■ Source document

Another interesting historical term for homosexuals was ‘Uranist’ or ‘Uranian,’ after the Greek goddess of love. (Men are from Mars, women from Venus, and gay folk from Uranus!) This goes back to a time when we were pushing to be considered a third sex.

A rose by any other name would smell as sweet

Christopher Marlowe (1564-1593) was a brilliant and neurotic playwright controversial even in his own day. He is called the “father of English tragedy,” and is given much credit for inspiring Shakespeare. He may even have written parts of Shakespeare’s plays.

How was he controversial? For starters, he rejected organized religion, and was one of the first to publicly claim that St. John and Jesus were “bedfellows.” In his play The Passionate Shepherd, he gave the classical male lovers Corydon and Alexis the lines, “Come live with me and be my love and we will all the pleasures prove…” He opened another play with Jupiter speaking sweet nothings into the ear of the shepherd boy Ganymede. You get the idea.

As the publicity of the period has it, Marlowe was indeed a wild and crazy sodomite. He was stabbed to death at 29 after a quarrel with a friend over who would pick up the check for dinner.

In the words of one critic, “…his was the greatest loss our literature ever suffered.” He had a quick tongue and never feared to speak his mind. He declared once, “all they that love not tobacco and boys were fools.”

■ Records provided
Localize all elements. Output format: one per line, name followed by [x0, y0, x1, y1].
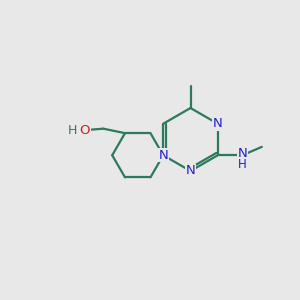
Text: N: N: [213, 117, 223, 130]
Text: N: N: [158, 149, 168, 162]
Text: H: H: [68, 124, 77, 137]
Text: H: H: [238, 158, 247, 171]
Text: N: N: [238, 147, 247, 160]
Text: O: O: [80, 124, 90, 137]
Text: N: N: [186, 164, 195, 178]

■ Work to complete
Using the passage on Christopher Marlowe, answer these:
(a) What title is Marlowe given as a playwright?
(b) Who does the passage say opens one of his plays by speaking to the shepherd boy Ganymede?
(c) How old was Marlowe when he died, and what was the quarrel about?

■ The solution
(a) He is called the "father of English tragedy."
(b) Jupiter.
(c) He was 29. The quarrel with a friend was over who would pick up the check for dinner.